* _TEXT FOR ANALYSIS_:

==*==

San Diego Gas & Electric leverages many different public and private data sources to make critical decisions that impact our communities. We would like to explore Google Street View as a publicly available source of data to help us identify risks that can be observed from the perspective of San Diego citizens. The project goals are to quantify the ability to observe damaged assets or fire from commonly traveled paths, determine whether there are clear compliance infractions that can be seen from the citizen's perspective, and identify other utility-related hazards that can be seen from this public data source.
This project uses Google Street View to collect the images for the dataset. In conjuction with Labelbox for class annotations, I used the images to train a Detection Transformer HuggingFace model to label SDG&E equipment such as poles and transformers. First we needed to collect images and our section leader helped us out with this jupyter notebook. This exhibited in the conda environment and training data sections.
Upload the finetune_detr notebook in a Google Colab or use an environment with a NVIDIA gpu as it requires cuda cores to run. Then run through it and observe the results. This is the final form of the model but there is so much more information that it took to get here which is why there are so many extra files and info on this readme.
Data for this project is collected from Google Street View Static API. If you want to run my file to check that it works, clone my GitHub then do the following.
After cloning repo, navigating to root level and run:
conda env create -f environment.yml
conda activate streetwatch
I'm not sure why, but on my final run through I found an issue where the dotenv and pillow packages fail to install from the environment.yml that looks like:
ERROR: Could not find a version that satisfies the requirement torch (from versions: none)
ERROR: No matching distribution found for torch
failed
CondaEnvException: Pip failed
If this occurs do these two pip installs:
pip install requests pillow
pip install python-dotenv
Then move on.
Store credentials in .env file and load using python-dotenv.
Create training data by running the following after setup is complete:
python scripts/collect_images.py
or run this to see my individual python file
python scripts/mateo.py
You will see the images in the /data/images folder. If you want to see the images as they are saved there is an option in the mateo.py file to show each time you save an image.
├── data/ <- Local data files only
│
├── notebooks/ <- Jupyter notebooks
│
├── scripts/ <- Python scripts to run in command line
│
├── .env <- Environment variables for the project
│
├── .gitignore <- Git ignore file
│
├── environment.yml <- Conda environment file
│
└── README.md <- The top-level README for repo
Using the Google Street View api I acquired imgages of 5 transformers and 5 poles from around San Diego at 3 different zooms and 5 angles totaling in 150 images. Then wrote a script in a Jupyter Notebook that uses the api to collect, name, and save images. Including supplementary functions that allow the image to be properly attained using a digital signature. After collecting the images I used Labelbox to classify the fixtures for detection as poles or underground structures.

==*==

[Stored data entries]
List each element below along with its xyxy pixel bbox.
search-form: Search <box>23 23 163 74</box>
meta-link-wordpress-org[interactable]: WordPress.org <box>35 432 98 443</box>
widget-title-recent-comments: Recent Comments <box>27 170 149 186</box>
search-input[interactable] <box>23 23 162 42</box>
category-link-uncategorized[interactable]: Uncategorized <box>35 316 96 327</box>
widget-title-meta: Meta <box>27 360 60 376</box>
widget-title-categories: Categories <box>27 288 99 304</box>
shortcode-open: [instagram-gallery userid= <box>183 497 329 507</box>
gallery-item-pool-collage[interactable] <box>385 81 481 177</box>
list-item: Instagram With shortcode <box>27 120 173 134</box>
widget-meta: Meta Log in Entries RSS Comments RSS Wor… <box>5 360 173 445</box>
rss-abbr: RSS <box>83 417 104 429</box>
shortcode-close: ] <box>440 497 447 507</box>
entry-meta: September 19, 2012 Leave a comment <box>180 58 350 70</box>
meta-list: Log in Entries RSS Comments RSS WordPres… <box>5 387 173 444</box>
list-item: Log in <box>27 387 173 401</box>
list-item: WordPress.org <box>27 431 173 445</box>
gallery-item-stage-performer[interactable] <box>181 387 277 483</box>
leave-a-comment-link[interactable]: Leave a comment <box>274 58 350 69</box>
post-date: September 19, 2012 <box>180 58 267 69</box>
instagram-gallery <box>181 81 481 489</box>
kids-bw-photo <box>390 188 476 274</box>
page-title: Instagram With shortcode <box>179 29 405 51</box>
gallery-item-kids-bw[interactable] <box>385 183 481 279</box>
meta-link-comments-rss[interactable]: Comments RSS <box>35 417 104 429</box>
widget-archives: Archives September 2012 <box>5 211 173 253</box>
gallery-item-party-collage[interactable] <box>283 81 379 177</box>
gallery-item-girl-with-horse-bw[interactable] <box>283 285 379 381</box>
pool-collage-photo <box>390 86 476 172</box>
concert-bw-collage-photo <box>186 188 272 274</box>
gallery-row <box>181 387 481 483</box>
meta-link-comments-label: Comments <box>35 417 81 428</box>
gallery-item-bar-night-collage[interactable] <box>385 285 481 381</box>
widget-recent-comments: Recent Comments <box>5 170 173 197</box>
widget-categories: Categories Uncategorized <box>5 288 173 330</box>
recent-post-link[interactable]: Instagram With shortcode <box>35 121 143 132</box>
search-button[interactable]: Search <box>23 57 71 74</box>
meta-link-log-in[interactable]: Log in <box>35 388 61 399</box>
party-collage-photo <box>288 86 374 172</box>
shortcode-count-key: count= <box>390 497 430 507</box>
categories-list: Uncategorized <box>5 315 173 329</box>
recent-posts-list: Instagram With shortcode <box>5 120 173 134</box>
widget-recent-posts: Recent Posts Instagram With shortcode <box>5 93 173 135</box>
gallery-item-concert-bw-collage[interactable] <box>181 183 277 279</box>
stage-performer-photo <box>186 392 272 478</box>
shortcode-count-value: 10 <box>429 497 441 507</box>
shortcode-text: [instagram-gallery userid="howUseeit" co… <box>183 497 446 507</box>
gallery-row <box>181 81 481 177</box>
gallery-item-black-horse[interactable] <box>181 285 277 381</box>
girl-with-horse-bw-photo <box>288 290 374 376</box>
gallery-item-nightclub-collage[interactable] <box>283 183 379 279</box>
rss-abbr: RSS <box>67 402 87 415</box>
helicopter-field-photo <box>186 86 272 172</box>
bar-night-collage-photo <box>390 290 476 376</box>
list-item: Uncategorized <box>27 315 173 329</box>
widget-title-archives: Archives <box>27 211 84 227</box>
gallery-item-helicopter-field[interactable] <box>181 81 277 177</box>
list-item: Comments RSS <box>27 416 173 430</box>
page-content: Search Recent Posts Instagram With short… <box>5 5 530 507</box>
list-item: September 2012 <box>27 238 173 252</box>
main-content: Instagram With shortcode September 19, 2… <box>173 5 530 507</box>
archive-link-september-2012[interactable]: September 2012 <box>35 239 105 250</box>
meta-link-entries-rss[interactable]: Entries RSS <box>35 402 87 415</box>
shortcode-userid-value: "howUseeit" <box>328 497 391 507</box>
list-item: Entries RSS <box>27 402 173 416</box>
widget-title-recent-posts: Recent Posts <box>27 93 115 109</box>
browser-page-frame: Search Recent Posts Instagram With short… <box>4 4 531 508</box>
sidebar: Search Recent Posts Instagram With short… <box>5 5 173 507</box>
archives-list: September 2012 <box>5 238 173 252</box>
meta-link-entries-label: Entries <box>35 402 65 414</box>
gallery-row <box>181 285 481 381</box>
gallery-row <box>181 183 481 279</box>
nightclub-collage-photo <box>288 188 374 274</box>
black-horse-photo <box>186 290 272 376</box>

==*==

* _REQUIRED TASKS_:
(a) Print the part of the Street View project README between "After cloning repo, navigating" and "Then move on.", inclusive.
(b) According to the Street View project README, how many images were acquired in total from the Google Street View API?
(c) Pick up the Street View project README after its last sentence and continue it.

* _ANSWERS TO EACH TASK_:
(a)
After cloning repo, navigating to root level and run:
conda env create -f environment.yml
conda activate streetwatch
I'm not sure why, but on my final run through I found an issue where the dotenv and pillow packages fail to install from the environment.yml that looks like:
ERROR: Could not find a version that satisfies the requirement torch (from versions: none)
ERROR: No matching distribution found for torch
failed
CondaEnvException: Pip failed
If this occurs do these two pip installs:
pip install requests pillow
pip install python-dotenv
Then move on.

(b) 150 images.

(c)
The image collection python files and COCOjson annotations were compiled on our domain website and I used some of them to train my models. They are included just for show because they were important and I created my images from the collect_images.py file but are not necessary to recreate the finetune_detr notebook.
With a detection transformer model, based on Woctezuma's repository, I used multiple image collection scripts to finetune the model. I adjusted the code of Woctezuma's original notebook to pull the files from my repository and use the Google Street View Images as the dataset with their accompanying COCOjson annotations. To combine the json files into one file for the model, I found this repository.
The train2017.zip and custom_train.json files uses kelly.py and kelly.json made by Kelly Park and the val2017.zip and custom_val.json files use alex.py and alex.json made by Alex Denny. The train2017_large.zip file was made from the image collection scripts of Kelly Park, Sunny Kim, Alex Denny, and Phi Nguyen and the cooinciding "large" annotation file were also made with their work, while slightly modified. Additionaly the val2017_large.zip file was made with Noel Molina and Joshua Chuang's work with the matching annotation json file as well. I did not use my own files because there was a difference in my json annotation file that made it incompatible with the other files so I could not combine them. As I ran out of time I decided it was ok to just use my peer's data.
Upload the finetune_detr notebook in a Google Colab or use an environment with a NVIDIA gpu as it requires cuda cores to run. Then run through it and observe the results.